STORED ROWS:
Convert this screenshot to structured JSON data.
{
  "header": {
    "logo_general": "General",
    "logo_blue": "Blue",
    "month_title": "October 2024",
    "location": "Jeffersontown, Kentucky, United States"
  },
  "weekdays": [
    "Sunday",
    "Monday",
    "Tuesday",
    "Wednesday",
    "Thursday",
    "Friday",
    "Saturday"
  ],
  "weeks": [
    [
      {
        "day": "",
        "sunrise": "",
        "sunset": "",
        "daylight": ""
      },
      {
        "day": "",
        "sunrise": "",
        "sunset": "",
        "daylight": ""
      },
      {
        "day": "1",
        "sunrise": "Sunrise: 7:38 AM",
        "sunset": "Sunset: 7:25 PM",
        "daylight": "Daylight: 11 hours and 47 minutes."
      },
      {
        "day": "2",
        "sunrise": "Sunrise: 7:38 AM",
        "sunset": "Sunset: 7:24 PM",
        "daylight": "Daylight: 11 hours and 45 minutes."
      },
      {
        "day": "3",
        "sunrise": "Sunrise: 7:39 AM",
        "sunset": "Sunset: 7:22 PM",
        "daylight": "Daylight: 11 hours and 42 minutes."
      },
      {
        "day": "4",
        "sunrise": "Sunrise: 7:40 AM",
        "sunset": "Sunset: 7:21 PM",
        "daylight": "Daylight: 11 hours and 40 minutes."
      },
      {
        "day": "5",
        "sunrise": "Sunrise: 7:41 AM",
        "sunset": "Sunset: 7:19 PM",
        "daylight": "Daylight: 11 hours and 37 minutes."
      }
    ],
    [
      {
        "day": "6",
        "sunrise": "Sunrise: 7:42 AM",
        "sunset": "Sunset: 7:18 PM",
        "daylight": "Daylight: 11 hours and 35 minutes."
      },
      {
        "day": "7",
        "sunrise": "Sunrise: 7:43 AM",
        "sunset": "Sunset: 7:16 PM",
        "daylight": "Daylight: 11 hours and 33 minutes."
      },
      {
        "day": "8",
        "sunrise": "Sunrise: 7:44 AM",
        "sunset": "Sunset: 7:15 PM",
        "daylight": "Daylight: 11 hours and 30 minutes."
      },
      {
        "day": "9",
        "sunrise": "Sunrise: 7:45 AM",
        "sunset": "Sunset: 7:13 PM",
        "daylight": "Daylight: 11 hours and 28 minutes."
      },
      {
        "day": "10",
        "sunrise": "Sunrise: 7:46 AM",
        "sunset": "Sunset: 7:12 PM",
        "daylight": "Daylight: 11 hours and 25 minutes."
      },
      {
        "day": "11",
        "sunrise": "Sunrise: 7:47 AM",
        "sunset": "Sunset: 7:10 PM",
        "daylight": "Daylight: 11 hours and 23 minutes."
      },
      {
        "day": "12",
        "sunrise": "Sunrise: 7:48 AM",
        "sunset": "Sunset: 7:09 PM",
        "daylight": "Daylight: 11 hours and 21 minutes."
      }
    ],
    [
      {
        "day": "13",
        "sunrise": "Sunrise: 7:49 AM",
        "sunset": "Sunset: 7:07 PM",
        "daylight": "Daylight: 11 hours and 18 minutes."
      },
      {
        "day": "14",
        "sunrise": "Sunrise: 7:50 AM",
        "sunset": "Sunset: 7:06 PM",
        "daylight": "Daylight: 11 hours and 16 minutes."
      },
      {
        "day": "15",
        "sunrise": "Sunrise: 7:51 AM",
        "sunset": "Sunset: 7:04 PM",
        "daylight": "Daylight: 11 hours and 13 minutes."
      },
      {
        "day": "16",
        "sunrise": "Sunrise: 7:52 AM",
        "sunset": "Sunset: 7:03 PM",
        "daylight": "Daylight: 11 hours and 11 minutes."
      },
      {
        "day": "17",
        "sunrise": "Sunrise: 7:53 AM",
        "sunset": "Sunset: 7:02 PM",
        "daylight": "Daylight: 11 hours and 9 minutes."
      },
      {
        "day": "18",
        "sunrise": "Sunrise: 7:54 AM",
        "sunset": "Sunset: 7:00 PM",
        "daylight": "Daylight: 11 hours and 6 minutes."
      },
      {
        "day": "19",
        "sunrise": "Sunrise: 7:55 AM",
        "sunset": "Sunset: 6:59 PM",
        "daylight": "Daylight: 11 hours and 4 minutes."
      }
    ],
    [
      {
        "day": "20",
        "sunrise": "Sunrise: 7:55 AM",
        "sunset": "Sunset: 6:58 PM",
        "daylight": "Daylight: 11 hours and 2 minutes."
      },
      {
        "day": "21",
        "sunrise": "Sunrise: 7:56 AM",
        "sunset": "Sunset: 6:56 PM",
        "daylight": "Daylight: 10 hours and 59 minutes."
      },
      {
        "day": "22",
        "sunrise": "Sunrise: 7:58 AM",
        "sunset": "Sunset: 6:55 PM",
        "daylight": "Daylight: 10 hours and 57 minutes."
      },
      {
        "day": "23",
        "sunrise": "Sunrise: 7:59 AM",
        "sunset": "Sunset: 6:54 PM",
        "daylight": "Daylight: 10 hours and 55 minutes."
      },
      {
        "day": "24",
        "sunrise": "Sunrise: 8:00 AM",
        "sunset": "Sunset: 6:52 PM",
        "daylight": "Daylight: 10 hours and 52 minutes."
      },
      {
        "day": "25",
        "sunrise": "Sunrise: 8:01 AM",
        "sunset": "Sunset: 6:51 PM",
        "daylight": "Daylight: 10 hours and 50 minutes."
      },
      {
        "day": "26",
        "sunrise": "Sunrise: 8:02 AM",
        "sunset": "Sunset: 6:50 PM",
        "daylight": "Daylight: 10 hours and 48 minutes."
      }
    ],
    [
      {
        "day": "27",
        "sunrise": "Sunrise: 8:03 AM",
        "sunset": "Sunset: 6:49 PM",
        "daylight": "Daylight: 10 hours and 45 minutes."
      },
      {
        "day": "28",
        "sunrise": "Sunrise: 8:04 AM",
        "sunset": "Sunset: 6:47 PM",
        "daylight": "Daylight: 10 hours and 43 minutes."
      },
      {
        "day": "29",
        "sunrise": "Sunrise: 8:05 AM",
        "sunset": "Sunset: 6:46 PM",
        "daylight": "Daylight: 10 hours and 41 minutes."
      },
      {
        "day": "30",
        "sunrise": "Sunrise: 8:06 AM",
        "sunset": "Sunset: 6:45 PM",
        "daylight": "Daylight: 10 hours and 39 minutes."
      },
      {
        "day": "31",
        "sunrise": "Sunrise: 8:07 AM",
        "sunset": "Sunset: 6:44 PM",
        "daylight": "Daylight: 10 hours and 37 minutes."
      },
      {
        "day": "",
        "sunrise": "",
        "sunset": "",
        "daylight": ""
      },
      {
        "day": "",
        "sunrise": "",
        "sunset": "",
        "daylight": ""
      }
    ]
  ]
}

TASK BRIEF:
Output the entries exactly.

ANSWER TO THIS TASK:
Convert this screenshot to structured JSON data.
{
  "header": {
    "logo_general": "General",
    "logo_blue": "Blue",
    "month_title": "October 2024",
    "location": "Jeffersontown, Kentucky, United States"
  },
  "weekdays": [
    "Sunday",
    "Monday",
    "Tuesday",
    "Wednesday",
    "Thursday",
    "Friday",
    "Saturday"
  ],
  "weeks": [
    [
      {
        "day": "",
        "sunrise": "",
        "sunset": "",
        "daylight": ""
      },
      {
        "day": "",
        "sunrise": "",
        "sunset": "",
        "daylight": ""
      },
      {
        "day": "1",
        "sunrise": "Sunrise: 7:38 AM",
        "sunset": "Sunset: 7:25 PM",
        "daylight": "Daylight: 11 hours and 47 minutes."
      },
      {
        "day": "2",
        "sunrise": "Sunrise: 7:38 AM",
        "sunset": "Sunset: 7:24 PM",
        "daylight": "Daylight: 11 hours and 45 minutes."
      },
      {
        "day": "3",
        "sunrise": "Sunrise: 7:39 AM",
        "sunset": "Sunset: 7:22 PM",
        "daylight": "Daylight: 11 hours and 42 minutes."
      },
      {
        "day": "4",
        "sunrise": "Sunrise: 7:40 AM",
        "sunset": "Sunset: 7:21 PM",
        "daylight": "Daylight: 11 hours and 40 minutes."
      },
      {
        "day": "5",
        "sunrise": "Sunrise: 7:41 AM",
        "sunset": "Sunset: 7:19 PM",
        "daylight": "Daylight: 11 hours and 37 minutes."
      }
    ],
    [
      {
        "day": "6",
        "sunrise": "Sunrise: 7:42 AM",
        "sunset": "Sunset: 7:18 PM",
        "daylight": "Daylight: 11 hours and 35 minutes."
      },
      {
        "day": "7",
        "sunrise": "Sunrise: 7:43 AM",
        "sunset": "Sunset: 7:16 PM",
        "daylight": "Daylight: 11 hours and 33 minutes."
      },
      {
        "day": "8",
        "sunrise": "Sunrise: 7:44 AM",
        "sunset": "Sunset: 7:15 PM",
        "daylight": "Daylight: 11 hours and 30 minutes."
      },
      {
        "day": "9",
        "sunrise": "Sunrise: 7:45 AM",
        "sunset": "Sunset: 7:13 PM",
        "daylight": "Daylight: 11 hours and 28 minutes."
      },
      {
        "day": "10",
        "sunrise": "Sunrise: 7:46 AM",
        "sunset": "Sunset: 7:12 PM",
        "daylight": "Daylight: 11 hours and 25 minutes."
      },
      {
        "day": "11",
        "sunrise": "Sunrise: 7:47 AM",
        "sunset": "Sunset: 7:10 PM",
        "daylight": "Daylight: 11 hours and 23 minutes."
      },
      {
        "day": "12",
        "sunrise": "Sunrise: 7:48 AM",
        "sunset": "Sunset: 7:09 PM",
        "daylight": "Daylight: 11 hours and 21 minutes."
      }
    ],
    [
      {
        "day": "13",
        "sunrise": "Sunrise: 7:49 AM",
        "sunset": "Sunset: 7:07 PM",
        "daylight": "Daylight: 11 hours and 18 minutes."
      },
      {
        "day": "14",
        "sunrise": "Sunrise: 7:50 AM",
        "sunset": "Sunset: 7:06 PM",
        "daylight": "Daylight: 11 hours and 16 minutes."
      },
      {
        "day": "15",
        "sunrise": "Sunrise: 7:51 AM",
        "sunset": "Sunset: 7:04 PM",
        "daylight": "Daylight: 11 hours and 13 minutes."
      },
      {
        "day": "16",
        "sunrise": "Sunrise: 7:52 AM",
        "sunset": "Sunset: 7:03 PM",
        "daylight": "Daylight: 11 hours and 11 minutes."
      },
      {
        "day": "17",
        "sunrise": "Sunrise: 7:53 AM",
        "sunset": "Sunset: 7:02 PM",
        "daylight": "Daylight: 11 hours and 9 minutes."
      },
      {
        "day": "18",
        "sunrise": "Sunrise: 7:54 AM",
        "sunset": "Sunset: 7:00 PM",
        "daylight": "Daylight: 11 hours and 6 minutes."
      },
      {
        "day": "19",
        "sunrise": "Sunrise: 7:55 AM",
        "sunset": "Sunset: 6:59 PM",
        "daylight": "Daylight: 11 hours and 4 minutes."
      }
    ],
    [
      {
        "day": "20",
        "sunrise": "Sunrise: 7:55 AM",
        "sunset": "Sunset: 6:58 PM",
        "daylight": "Daylight: 11 hours and 2 minutes."
      },
      {
        "day": "21",
        "sunrise": "Sunrise: 7:56 AM",
        "sunset": "Sunset: 6:56 PM",
        "daylight": "Daylight: 10 hours and 59 minutes."
      },
      {
        "day": "22",
        "sunrise": "Sunrise: 7:58 AM",
        "sunset": "Sunset: 6:55 PM",
        "daylight": "Daylight: 10 hours and 57 minutes."
      },
      {
        "day": "23",
        "sunrise": "Sunrise: 7:59 AM",
        "sunset": "Sunset: 6:54 PM",
        "daylight": "Daylight: 10 hours and 55 minutes."
      },
      {
        "day": "24",
        "sunrise": "Sunrise: 8:00 AM",
        "sunset": "Sunset: 6:52 PM",
        "daylight": "Daylight: 10 hours and 52 minutes."
      },
      {
        "day": "25",
        "sunrise": "Sunrise: 8:01 AM",
        "sunset": "Sunset: 6:51 PM",
        "daylight": "Daylight: 10 hours and 50 minutes."
      },
      {
        "day": "26",
        "sunrise": "Sunrise: 8:02 AM",
        "sunset": "Sunset: 6:50 PM",
        "daylight": "Daylight: 10 hours and 48 minutes."
      }
    ],
    [
      {
        "day": "27",
        "sunrise": "Sunrise: 8:03 AM",
        "sunset": "Sunset: 6:49 PM",
        "daylight": "Daylight: 10 hours and 45 minutes."
      },
      {
        "day": "28",
        "sunrise": "Sunrise: 8:04 AM",
        "sunset": "Sunset: 6:47 PM",
        "daylight": "Daylight: 10 hours and 43 minutes."
      },
      {
        "day": "29",
        "sunrise": "Sunrise: 8:05 AM",
        "sunset": "Sunset: 6:46 PM",
        "daylight": "Daylight: 10 hours and 41 minutes."
      },
      {
        "day": "30",
        "sunrise": "Sunrise: 8:06 AM",
        "sunset": "Sunset: 6:45 PM",
        "daylight": "Daylight: 10 hours and 39 minutes."
      },
      {
        "day": "31",
        "sunrise": "Sunrise: 8:07 AM",
        "sunset": "Sunset: 6:44 PM",
        "daylight": "Daylight: 10 hours and 37 minutes."
      },
      {
        "day": "",
        "sunrise": "",
        "sunset": "",
        "daylight": ""
      },
      {
        "day": "",
        "sunrise": "",
        "sunset": "",
        "daylight": ""
      }
    ]
  ]
}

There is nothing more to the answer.